# [Records from a data collection]
============================================================

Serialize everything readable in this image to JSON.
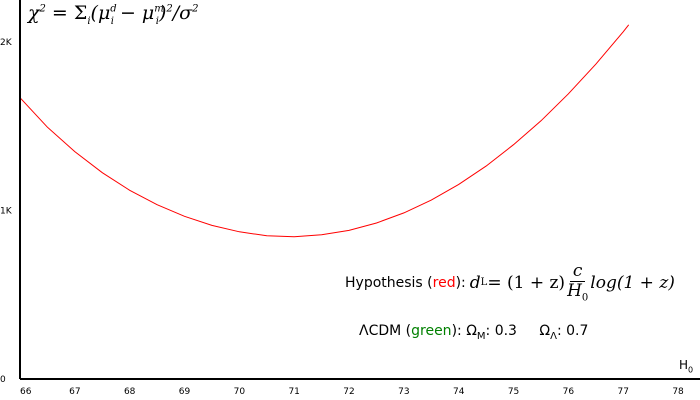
{
  "chart_data": {
    "type": "line",
    "title": "",
    "xlabel": "H",
    "xlabel_sub": "0",
    "ylabel_formula": {
      "prefix": "χ",
      "prefix_sup": "2",
      "eq": " = Σ",
      "eq_sub": "i",
      "open": "(μ",
      "mu_d_sup": "d",
      "mu_d_sub": "i",
      "minus": " − μ",
      "mu_m_sup": "m",
      "mu_m_sub": "i",
      "close": ")",
      "close_sup": "2",
      "div": "/σ",
      "div_sup": "2"
    },
    "xlim": [
      66,
      78.4
    ],
    "ylim": [
      0,
      2250
    ],
    "xticks": [
      "66",
      "67",
      "68",
      "69",
      "70",
      "71",
      "72",
      "73",
      "74",
      "75",
      "76",
      "77",
      "78"
    ],
    "yticks": [
      {
        "label": "0",
        "value": 0
      },
      {
        "label": "1K",
        "value": 1000
      },
      {
        "label": "2K",
        "value": 2000
      }
    ],
    "series": [
      {
        "color": "#ff0000",
        "x": [
          66.0,
          66.5,
          67.0,
          67.5,
          68.0,
          68.5,
          69.0,
          69.5,
          70.0,
          70.5,
          71.0,
          71.5,
          72.0,
          72.5,
          73.0,
          73.5,
          74.0,
          74.5,
          75.0,
          75.5,
          76.0,
          76.5,
          77.0,
          77.1
        ],
        "y": [
          1670,
          1495,
          1350,
          1225,
          1120,
          1035,
          966,
          912,
          874,
          850,
          845,
          856,
          882,
          926,
          986,
          1062,
          1155,
          1264,
          1391,
          1533,
          1693,
          1869,
          2061,
          2103
        ]
      }
    ],
    "vertical_marker": {
      "color": "#2e7d32",
      "x": 66,
      "y_from": 1670,
      "y_to": 2250
    },
    "grid": false,
    "legend": {
      "hypothesis_label": "Hypothesis (",
      "hypothesis_color_word": "red",
      "hypothesis_after": "):",
      "hypothesis_formula": {
        "lhs": "d",
        "lhs_sub": "L",
        "mid": " = (1 + z)",
        "frac_num": "c",
        "frac_den": "H",
        "frac_den_sub": "0",
        "rhs": "log(1 + z)"
      },
      "lcdm_label": "ΛCDM (",
      "lcdm_color_word": "green",
      "lcdm_after": "): Ω",
      "omega_m_sub": "M",
      "omega_m_value": ":  0.3",
      "omega_l_label": "Ω",
      "omega_l_sub": "Λ",
      "omega_l_value": ":  0.7"
    }
  }
}
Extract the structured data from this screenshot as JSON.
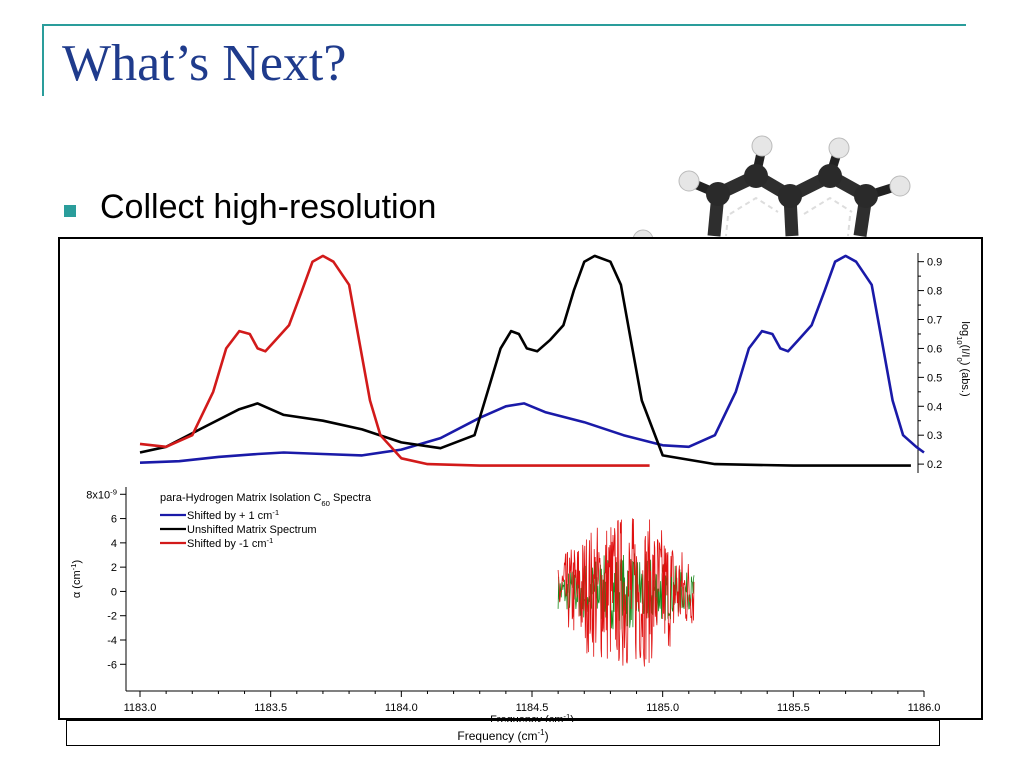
{
  "slide": {
    "title": "What’s Next?",
    "bullets": [
      "Collect high-resolution"
    ]
  },
  "molecule": {
    "icon": "ball-and-stick-molecule"
  },
  "background_axis": {
    "label": "Frequency (cm",
    "label_sup": "-1",
    "label_end": ")"
  },
  "chart_data": [
    {
      "type": "line",
      "position": "upper-panel",
      "ylabel": "log",
      "ylabel_sub1": "10",
      "ylabel_mid": "(I/I",
      "ylabel_sub2": "0",
      "ylabel_end": ") (abs.)",
      "xlim": [
        1183.0,
        1186.0
      ],
      "ylim": [
        0.19,
        0.93
      ],
      "ticks": [
        "0.9",
        "0.8",
        "0.7",
        "0.6",
        "0.5",
        "0.4",
        "0.3",
        "0.2"
      ],
      "tick_values": [
        0.9,
        0.8,
        0.7,
        0.6,
        0.5,
        0.4,
        0.3,
        0.2
      ],
      "series": [
        {
          "color": "#1a1aa8",
          "x": [
            1183.0,
            1183.15,
            1183.3,
            1183.45,
            1183.55,
            1183.7,
            1183.85,
            1184.0,
            1184.15,
            1184.3,
            1184.4,
            1184.47,
            1184.55,
            1184.7,
            1184.85,
            1185.0,
            1185.1,
            1185.2,
            1185.28,
            1185.33,
            1185.38,
            1185.42,
            1185.45,
            1185.48,
            1185.52,
            1185.57,
            1185.62,
            1185.66,
            1185.7,
            1185.74,
            1185.8,
            1185.84,
            1185.88,
            1185.92,
            1185.97,
            1186.0
          ],
          "y": [
            0.205,
            0.21,
            0.225,
            0.235,
            0.24,
            0.235,
            0.23,
            0.25,
            0.29,
            0.36,
            0.4,
            0.41,
            0.38,
            0.345,
            0.3,
            0.265,
            0.26,
            0.3,
            0.45,
            0.6,
            0.66,
            0.65,
            0.6,
            0.59,
            0.63,
            0.68,
            0.8,
            0.9,
            0.92,
            0.9,
            0.82,
            0.62,
            0.42,
            0.3,
            0.26,
            0.24
          ]
        },
        {
          "color": "#000000",
          "x": [
            1183.0,
            1183.1,
            1183.25,
            1183.38,
            1183.45,
            1183.55,
            1183.7,
            1183.85,
            1184.0,
            1184.15,
            1184.28,
            1184.33,
            1184.38,
            1184.42,
            1184.45,
            1184.48,
            1184.52,
            1184.57,
            1184.62,
            1184.66,
            1184.7,
            1184.74,
            1184.8,
            1184.84,
            1184.88,
            1184.92,
            1185.0,
            1185.2,
            1185.5,
            1185.95
          ],
          "y": [
            0.24,
            0.26,
            0.33,
            0.39,
            0.41,
            0.37,
            0.35,
            0.32,
            0.275,
            0.255,
            0.3,
            0.45,
            0.6,
            0.66,
            0.65,
            0.6,
            0.59,
            0.63,
            0.68,
            0.8,
            0.9,
            0.92,
            0.9,
            0.82,
            0.62,
            0.42,
            0.23,
            0.2,
            0.195,
            0.195
          ]
        },
        {
          "color": "#d21a1a",
          "x": [
            1183.0,
            1183.1,
            1183.2,
            1183.28,
            1183.33,
            1183.38,
            1183.42,
            1183.45,
            1183.48,
            1183.52,
            1183.57,
            1183.62,
            1183.66,
            1183.7,
            1183.74,
            1183.8,
            1183.84,
            1183.88,
            1183.92,
            1184.0,
            1184.1,
            1184.3,
            1184.6,
            1184.95
          ],
          "y": [
            0.27,
            0.26,
            0.3,
            0.45,
            0.6,
            0.66,
            0.65,
            0.6,
            0.59,
            0.63,
            0.68,
            0.8,
            0.9,
            0.92,
            0.9,
            0.82,
            0.62,
            0.42,
            0.3,
            0.22,
            0.2,
            0.195,
            0.195,
            0.195
          ]
        }
      ]
    },
    {
      "type": "line",
      "position": "lower-panel",
      "title": "para-Hydrogen Matrix Isolation C",
      "title_sub": "60",
      "title_end": " Spectra",
      "xlabel": "Frequency (cm",
      "xlabel_sup": "-1",
      "xlabel_end": ")",
      "ylabel": "α (cm",
      "ylabel_sup": "-1",
      "ylabel_end": ")",
      "xlim": [
        1183.0,
        1186.0
      ],
      "ylim": [
        -8.2,
        8.6
      ],
      "xticks": [
        "1183.0",
        "1183.5",
        "1184.0",
        "1184.5",
        "1185.0",
        "1185.5",
        "1186.0"
      ],
      "xtick_values": [
        1183.0,
        1183.5,
        1184.0,
        1184.5,
        1185.0,
        1185.5,
        1186.0
      ],
      "yticks": [
        "8x10",
        "6",
        "4",
        "2",
        "0",
        "-2",
        "-4",
        "-6"
      ],
      "ytick_sup": "-9",
      "ytick_values": [
        8,
        6,
        4,
        2,
        0,
        -2,
        -4,
        -6
      ],
      "legend": [
        {
          "name": "Shifted by + 1 cm",
          "sup": "-1",
          "color": "#1a1aa8"
        },
        {
          "name": "Unshifted Matrix Spectrum",
          "sup": "",
          "color": "#000000"
        },
        {
          "name": "Shifted by -1 cm",
          "sup": "-1",
          "color": "#d21a1a"
        }
      ],
      "noise": {
        "x_range": [
          1184.6,
          1185.12
        ],
        "y_range": [
          -8,
          8.4
        ],
        "colors": [
          "#e01010",
          "#1c8a1c"
        ]
      }
    }
  ]
}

============================================================

# [Job]
Check each line above for the string "name" and show the ones that have it.

# [The output]
          "name": "Shifted by + 1 cm",
          "name": "Unshifted Matrix Spectrum",
          "name": "Shifted by -1 cm",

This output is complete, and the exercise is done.